◆ **Aim of the exercise**:
Pull every "JSON" line out of the data below.

◆ **Supplied entries**:
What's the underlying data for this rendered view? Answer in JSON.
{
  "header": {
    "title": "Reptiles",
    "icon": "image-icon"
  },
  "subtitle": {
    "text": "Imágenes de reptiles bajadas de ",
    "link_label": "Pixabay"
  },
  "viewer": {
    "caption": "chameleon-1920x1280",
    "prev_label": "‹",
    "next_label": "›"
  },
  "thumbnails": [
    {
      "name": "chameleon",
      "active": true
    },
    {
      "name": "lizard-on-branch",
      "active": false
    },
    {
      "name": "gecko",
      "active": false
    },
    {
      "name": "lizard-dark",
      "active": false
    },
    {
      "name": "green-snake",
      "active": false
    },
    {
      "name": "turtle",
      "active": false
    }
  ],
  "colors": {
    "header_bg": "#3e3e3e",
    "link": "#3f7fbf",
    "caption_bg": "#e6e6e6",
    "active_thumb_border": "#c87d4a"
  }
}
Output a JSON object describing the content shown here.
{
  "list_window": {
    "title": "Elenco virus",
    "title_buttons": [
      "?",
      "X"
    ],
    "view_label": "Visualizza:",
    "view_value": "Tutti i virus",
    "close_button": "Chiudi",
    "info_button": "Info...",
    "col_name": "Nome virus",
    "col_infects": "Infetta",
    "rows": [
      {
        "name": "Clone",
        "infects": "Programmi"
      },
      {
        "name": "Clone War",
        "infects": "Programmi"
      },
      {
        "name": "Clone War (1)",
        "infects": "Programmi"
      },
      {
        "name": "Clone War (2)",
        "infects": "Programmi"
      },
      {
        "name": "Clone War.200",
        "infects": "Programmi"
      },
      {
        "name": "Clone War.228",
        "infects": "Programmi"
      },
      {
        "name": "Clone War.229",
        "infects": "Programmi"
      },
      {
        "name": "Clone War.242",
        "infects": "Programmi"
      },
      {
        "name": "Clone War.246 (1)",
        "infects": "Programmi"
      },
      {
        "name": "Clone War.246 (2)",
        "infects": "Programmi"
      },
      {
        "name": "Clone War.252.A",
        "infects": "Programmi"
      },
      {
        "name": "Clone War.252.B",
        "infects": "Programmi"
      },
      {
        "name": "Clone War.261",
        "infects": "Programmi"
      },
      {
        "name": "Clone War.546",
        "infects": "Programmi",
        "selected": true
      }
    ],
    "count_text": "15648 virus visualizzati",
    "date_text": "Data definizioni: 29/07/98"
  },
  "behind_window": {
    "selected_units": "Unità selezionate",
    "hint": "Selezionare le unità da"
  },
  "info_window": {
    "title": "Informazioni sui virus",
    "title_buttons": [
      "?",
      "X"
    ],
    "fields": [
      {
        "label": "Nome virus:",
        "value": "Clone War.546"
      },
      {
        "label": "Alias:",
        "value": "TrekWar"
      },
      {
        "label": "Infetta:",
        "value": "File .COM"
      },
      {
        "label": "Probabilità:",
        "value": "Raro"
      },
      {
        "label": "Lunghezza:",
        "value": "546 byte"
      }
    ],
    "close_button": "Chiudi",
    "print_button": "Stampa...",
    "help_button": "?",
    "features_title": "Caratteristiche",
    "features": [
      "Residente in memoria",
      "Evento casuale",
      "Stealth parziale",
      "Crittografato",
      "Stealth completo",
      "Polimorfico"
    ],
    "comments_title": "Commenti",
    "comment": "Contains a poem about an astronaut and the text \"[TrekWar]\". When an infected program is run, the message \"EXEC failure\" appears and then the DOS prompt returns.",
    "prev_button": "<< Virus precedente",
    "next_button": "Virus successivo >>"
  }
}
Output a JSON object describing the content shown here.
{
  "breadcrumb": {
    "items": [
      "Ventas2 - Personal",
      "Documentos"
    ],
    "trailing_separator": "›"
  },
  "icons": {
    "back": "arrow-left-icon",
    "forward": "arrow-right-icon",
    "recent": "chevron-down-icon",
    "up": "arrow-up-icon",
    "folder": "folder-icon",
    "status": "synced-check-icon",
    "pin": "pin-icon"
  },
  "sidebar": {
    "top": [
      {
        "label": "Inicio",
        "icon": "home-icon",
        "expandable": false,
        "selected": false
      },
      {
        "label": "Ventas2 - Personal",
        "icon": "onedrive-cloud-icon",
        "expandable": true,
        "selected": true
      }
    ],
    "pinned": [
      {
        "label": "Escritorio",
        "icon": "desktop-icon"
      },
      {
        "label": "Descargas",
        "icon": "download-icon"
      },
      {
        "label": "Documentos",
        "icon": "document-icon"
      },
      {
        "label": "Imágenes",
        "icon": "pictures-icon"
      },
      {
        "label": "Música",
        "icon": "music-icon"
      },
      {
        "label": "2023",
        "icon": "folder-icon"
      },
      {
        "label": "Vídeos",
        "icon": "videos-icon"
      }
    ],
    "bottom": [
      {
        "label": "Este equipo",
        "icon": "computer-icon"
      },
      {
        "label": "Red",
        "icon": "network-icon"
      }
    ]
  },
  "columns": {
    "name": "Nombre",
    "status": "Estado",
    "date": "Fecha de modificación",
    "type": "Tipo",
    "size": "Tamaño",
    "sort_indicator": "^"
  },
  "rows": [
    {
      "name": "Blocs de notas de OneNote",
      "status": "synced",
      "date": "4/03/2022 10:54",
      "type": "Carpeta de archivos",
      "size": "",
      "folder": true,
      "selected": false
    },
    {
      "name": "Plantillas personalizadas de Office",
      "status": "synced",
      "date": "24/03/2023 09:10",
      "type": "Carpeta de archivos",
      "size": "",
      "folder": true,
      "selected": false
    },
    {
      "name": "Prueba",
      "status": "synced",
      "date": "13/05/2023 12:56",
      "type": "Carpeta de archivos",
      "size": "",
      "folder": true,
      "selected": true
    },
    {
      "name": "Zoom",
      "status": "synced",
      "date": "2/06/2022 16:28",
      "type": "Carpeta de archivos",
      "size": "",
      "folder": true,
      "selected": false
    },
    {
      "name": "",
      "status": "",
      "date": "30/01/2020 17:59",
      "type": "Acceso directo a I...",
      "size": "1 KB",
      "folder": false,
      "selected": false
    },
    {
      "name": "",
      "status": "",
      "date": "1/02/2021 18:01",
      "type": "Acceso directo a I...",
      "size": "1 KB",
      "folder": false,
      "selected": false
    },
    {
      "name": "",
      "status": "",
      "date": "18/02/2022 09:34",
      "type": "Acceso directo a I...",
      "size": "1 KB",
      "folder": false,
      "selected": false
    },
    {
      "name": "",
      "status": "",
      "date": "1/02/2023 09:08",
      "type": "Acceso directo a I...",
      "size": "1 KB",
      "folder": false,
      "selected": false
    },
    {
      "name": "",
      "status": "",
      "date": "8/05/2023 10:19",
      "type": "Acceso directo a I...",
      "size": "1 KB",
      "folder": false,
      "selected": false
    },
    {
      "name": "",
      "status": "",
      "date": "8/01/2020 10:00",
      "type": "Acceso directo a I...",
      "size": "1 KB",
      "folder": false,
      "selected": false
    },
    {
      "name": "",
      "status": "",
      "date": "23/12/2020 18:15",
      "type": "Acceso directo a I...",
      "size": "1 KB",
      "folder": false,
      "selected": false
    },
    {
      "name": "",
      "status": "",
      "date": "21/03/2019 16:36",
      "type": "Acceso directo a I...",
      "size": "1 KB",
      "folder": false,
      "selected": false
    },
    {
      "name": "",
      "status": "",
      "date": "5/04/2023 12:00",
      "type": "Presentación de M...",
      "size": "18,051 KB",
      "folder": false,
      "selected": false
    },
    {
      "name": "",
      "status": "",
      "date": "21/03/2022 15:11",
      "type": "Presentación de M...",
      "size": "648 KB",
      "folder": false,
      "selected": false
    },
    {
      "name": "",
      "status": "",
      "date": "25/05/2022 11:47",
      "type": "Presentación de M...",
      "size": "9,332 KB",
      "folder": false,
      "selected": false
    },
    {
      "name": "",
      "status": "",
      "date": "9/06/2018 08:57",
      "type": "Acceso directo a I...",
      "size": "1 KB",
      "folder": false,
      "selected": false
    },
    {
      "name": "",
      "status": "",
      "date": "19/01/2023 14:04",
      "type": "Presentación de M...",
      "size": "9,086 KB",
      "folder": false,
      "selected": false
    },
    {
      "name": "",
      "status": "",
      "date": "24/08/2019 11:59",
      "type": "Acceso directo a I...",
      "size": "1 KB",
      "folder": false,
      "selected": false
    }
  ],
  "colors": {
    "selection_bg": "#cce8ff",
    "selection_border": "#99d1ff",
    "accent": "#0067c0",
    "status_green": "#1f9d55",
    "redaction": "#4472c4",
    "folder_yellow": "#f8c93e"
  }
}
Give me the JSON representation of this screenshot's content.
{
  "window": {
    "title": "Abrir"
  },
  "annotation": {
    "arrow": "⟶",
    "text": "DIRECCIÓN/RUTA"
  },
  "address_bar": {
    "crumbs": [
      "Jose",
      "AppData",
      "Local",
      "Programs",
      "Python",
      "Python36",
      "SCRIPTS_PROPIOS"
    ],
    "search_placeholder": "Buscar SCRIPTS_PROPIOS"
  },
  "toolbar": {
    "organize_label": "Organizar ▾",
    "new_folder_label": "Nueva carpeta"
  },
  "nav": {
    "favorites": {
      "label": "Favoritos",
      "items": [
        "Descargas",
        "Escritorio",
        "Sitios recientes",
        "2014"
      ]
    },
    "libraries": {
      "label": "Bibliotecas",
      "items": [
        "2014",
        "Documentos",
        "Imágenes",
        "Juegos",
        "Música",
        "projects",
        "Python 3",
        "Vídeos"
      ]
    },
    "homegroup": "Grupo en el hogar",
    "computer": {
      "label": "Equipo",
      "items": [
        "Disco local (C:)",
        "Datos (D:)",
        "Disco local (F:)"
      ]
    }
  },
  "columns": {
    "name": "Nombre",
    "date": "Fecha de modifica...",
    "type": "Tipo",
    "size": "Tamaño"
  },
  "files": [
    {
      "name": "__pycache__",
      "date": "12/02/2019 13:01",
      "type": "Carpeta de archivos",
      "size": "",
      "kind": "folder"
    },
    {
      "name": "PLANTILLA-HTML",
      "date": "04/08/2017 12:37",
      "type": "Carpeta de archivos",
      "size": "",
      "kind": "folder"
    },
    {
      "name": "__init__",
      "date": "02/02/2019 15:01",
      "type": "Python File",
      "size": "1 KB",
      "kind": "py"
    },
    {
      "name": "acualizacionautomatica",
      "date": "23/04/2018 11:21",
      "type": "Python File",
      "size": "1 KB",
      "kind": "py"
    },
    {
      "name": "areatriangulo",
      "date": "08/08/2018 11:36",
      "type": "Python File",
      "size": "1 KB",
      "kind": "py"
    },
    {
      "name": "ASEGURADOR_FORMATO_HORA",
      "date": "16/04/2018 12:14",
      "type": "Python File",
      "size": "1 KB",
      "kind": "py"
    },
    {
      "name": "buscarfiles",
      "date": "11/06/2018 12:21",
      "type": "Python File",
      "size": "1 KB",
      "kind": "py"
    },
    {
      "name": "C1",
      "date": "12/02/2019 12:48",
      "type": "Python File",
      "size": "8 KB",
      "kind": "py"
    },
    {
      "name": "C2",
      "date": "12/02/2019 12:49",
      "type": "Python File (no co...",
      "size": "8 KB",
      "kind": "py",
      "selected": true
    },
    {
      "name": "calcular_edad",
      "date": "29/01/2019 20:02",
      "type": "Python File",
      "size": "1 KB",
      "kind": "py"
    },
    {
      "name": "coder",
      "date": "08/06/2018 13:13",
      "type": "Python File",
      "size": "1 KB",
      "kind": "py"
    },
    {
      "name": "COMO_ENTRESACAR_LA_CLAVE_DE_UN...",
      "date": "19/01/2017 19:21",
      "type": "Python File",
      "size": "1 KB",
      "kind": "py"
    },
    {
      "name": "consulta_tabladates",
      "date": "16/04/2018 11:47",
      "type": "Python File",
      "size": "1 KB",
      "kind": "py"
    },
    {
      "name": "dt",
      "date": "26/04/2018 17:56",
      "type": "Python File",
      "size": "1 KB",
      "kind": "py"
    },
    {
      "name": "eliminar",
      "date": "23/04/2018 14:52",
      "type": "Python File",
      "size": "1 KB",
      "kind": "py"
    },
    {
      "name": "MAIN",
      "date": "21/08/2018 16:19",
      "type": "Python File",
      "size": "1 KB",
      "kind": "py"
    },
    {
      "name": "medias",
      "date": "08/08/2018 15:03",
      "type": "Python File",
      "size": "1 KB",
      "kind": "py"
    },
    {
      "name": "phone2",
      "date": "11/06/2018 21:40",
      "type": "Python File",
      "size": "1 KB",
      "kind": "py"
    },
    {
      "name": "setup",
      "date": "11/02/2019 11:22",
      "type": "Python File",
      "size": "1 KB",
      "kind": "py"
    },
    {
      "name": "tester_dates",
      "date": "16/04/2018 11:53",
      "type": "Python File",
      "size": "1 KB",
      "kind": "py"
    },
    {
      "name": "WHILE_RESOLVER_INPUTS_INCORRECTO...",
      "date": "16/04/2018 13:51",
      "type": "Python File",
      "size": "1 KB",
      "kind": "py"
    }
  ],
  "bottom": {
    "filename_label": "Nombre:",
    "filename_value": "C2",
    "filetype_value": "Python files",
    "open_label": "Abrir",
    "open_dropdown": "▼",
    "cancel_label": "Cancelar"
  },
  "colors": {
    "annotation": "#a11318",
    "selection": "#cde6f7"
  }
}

◆ **Task result**:
What's the underlying data for this rendered view? Answer in JSON.
Output a JSON object describing the content shown here.
Output a JSON object describing the content shown here.
Give me the JSON representation of this screenshot's content.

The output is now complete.